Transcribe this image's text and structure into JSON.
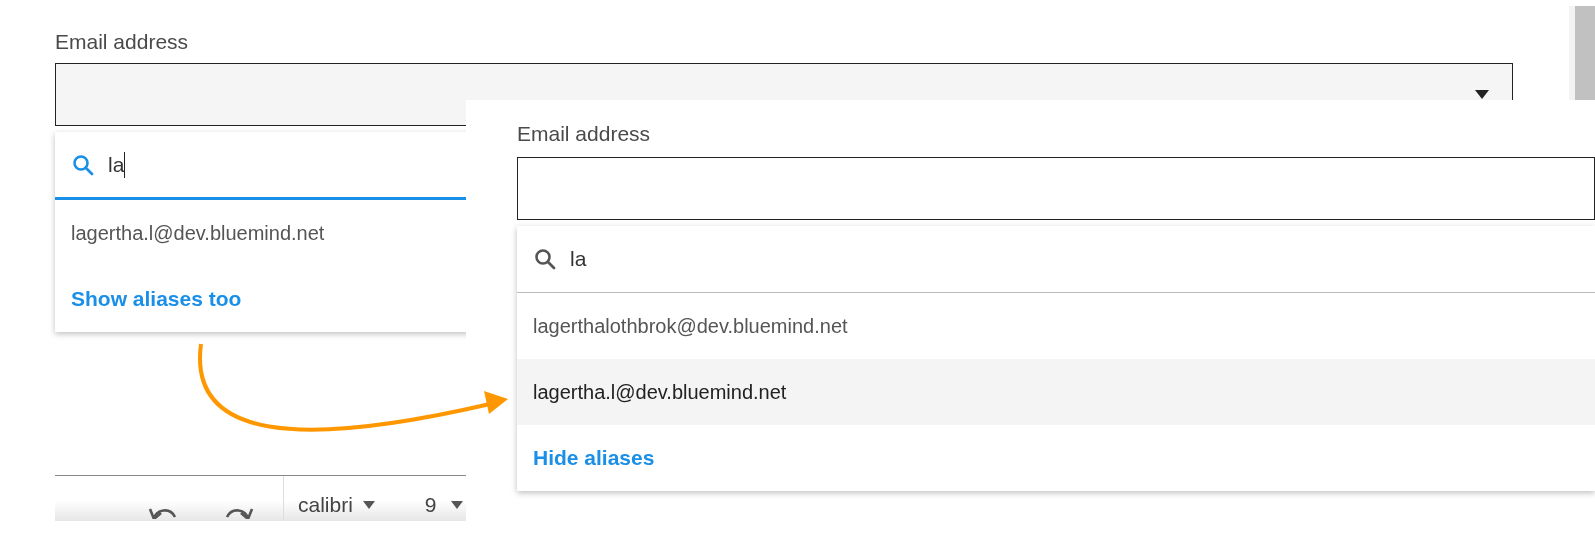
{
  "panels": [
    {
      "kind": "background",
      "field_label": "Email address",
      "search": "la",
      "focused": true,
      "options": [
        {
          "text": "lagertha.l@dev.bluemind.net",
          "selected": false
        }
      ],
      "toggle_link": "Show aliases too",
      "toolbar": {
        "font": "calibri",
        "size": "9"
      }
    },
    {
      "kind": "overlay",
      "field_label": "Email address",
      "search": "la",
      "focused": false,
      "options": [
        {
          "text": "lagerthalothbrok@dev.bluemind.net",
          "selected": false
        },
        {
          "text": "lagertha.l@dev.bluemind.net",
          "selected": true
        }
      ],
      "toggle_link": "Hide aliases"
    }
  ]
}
※ ※ ※
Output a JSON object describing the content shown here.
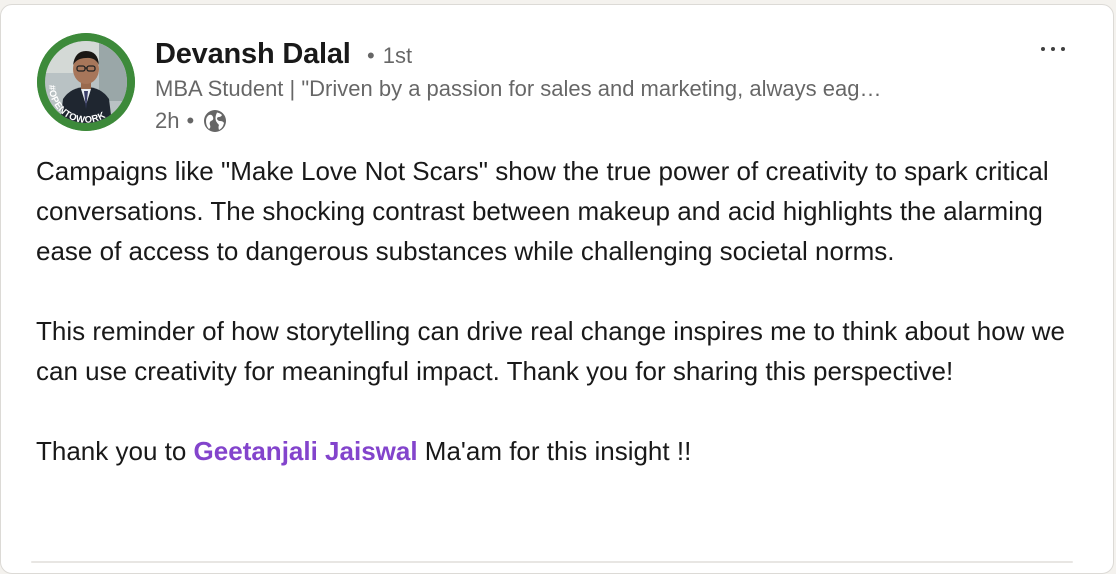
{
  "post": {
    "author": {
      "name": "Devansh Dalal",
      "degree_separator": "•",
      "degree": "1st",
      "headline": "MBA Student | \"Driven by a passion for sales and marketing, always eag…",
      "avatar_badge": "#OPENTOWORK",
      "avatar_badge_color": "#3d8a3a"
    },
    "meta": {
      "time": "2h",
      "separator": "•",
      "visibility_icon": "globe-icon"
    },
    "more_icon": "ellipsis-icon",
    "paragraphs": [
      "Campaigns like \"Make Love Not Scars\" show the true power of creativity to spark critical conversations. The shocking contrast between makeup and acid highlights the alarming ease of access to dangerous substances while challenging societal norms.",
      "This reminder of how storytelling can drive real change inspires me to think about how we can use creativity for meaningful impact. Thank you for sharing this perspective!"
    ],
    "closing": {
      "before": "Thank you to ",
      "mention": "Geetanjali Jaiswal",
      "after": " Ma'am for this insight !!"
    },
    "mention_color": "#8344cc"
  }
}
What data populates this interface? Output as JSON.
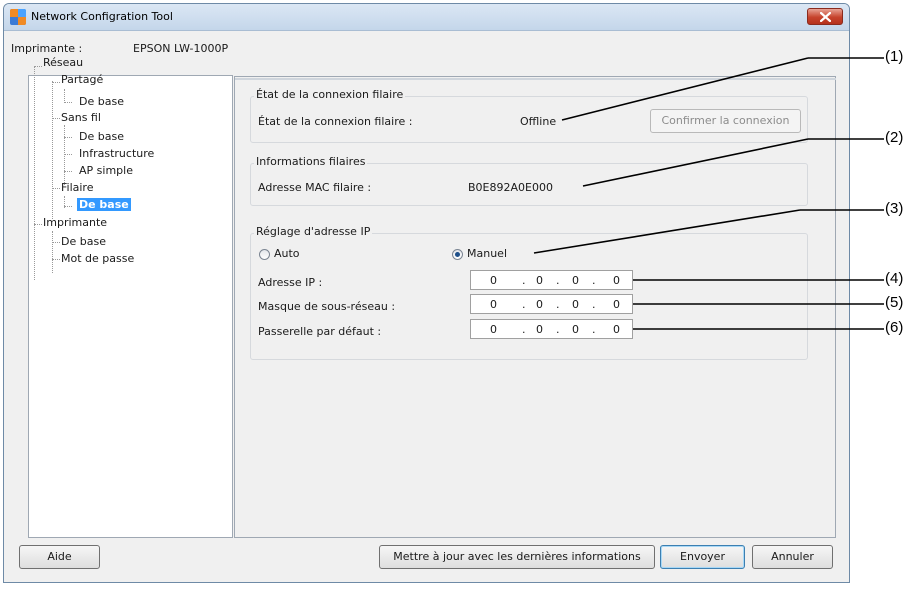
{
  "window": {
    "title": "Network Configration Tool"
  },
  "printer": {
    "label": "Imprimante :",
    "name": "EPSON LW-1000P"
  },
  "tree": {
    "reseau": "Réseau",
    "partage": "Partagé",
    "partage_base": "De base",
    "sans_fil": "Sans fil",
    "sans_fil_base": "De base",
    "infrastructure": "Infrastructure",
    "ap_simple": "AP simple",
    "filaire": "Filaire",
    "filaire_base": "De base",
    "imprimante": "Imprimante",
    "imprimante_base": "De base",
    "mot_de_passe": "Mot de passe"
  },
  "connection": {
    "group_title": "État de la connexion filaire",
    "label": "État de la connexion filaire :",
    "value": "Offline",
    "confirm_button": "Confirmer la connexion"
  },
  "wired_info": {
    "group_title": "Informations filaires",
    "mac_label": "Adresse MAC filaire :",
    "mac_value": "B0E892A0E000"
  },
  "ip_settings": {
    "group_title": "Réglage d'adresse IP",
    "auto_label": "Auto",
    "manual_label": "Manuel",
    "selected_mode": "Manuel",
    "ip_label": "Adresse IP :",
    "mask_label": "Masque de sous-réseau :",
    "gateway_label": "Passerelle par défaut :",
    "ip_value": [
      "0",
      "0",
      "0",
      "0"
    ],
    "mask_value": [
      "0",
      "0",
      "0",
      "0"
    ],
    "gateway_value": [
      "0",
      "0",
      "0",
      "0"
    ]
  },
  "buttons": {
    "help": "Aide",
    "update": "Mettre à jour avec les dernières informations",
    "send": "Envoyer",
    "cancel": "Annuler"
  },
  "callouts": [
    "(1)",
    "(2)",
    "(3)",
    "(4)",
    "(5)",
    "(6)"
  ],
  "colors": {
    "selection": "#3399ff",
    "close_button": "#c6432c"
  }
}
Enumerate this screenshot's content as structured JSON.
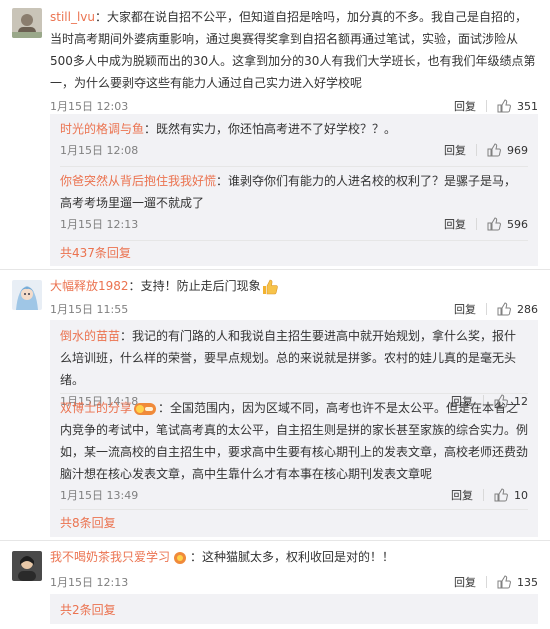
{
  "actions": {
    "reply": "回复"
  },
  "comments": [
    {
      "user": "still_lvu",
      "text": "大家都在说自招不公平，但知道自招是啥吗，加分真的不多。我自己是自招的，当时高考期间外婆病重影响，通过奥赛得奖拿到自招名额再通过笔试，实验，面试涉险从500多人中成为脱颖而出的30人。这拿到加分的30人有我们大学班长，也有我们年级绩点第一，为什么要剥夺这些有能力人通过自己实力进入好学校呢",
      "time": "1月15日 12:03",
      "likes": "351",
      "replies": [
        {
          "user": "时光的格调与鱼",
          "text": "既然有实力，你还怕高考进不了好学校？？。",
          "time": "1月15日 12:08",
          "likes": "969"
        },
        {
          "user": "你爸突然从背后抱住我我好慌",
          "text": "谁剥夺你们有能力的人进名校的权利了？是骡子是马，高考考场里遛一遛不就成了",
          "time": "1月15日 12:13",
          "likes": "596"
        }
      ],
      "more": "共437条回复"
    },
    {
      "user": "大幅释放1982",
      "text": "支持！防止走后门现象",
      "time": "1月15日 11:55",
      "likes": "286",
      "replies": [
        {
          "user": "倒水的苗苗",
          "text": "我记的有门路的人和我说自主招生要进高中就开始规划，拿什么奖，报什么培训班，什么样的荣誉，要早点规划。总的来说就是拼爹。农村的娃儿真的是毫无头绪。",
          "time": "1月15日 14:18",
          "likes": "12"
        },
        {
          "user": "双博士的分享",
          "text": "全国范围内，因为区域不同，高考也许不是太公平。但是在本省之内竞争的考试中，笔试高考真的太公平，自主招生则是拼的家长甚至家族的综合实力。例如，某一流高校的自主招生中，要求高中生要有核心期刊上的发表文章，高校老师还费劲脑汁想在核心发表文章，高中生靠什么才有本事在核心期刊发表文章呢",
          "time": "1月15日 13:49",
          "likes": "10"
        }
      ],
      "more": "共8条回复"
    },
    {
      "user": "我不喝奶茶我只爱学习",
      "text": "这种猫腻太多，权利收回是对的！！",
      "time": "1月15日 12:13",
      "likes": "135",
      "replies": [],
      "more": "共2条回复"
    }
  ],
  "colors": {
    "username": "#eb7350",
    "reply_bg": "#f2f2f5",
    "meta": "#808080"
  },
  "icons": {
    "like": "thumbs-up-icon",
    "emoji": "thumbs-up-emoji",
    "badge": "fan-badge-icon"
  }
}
※ ※ ※
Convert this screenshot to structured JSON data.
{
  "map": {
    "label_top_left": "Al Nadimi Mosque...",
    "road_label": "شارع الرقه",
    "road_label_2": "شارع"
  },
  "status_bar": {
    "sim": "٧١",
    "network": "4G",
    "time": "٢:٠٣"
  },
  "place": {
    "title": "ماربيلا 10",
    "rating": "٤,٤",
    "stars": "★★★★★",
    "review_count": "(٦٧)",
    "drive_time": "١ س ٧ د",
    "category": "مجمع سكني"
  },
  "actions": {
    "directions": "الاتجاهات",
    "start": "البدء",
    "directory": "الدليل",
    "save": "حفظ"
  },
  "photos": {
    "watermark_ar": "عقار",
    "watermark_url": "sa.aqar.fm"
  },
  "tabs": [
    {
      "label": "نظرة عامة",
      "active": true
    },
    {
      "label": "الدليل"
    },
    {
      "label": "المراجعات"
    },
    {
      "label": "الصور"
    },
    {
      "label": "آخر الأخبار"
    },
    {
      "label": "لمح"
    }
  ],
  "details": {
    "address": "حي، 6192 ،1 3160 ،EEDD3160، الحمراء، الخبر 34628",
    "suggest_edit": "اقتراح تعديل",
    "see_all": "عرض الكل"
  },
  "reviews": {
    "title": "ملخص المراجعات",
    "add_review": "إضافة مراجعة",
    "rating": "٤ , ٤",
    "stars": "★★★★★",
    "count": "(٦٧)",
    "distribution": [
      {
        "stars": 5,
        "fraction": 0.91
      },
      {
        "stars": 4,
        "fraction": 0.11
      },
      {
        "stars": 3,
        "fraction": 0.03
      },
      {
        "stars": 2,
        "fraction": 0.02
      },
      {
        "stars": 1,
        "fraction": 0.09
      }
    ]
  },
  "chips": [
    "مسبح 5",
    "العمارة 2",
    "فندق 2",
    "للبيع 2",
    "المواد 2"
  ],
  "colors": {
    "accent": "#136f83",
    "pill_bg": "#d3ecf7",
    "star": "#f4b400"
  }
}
※ ※ ※
Request: Copy all lines of the listing above that contain the string "data".

Finished answer:
What data populates this interface? Output as JSON.
Convert this screenshot to structured JSON data.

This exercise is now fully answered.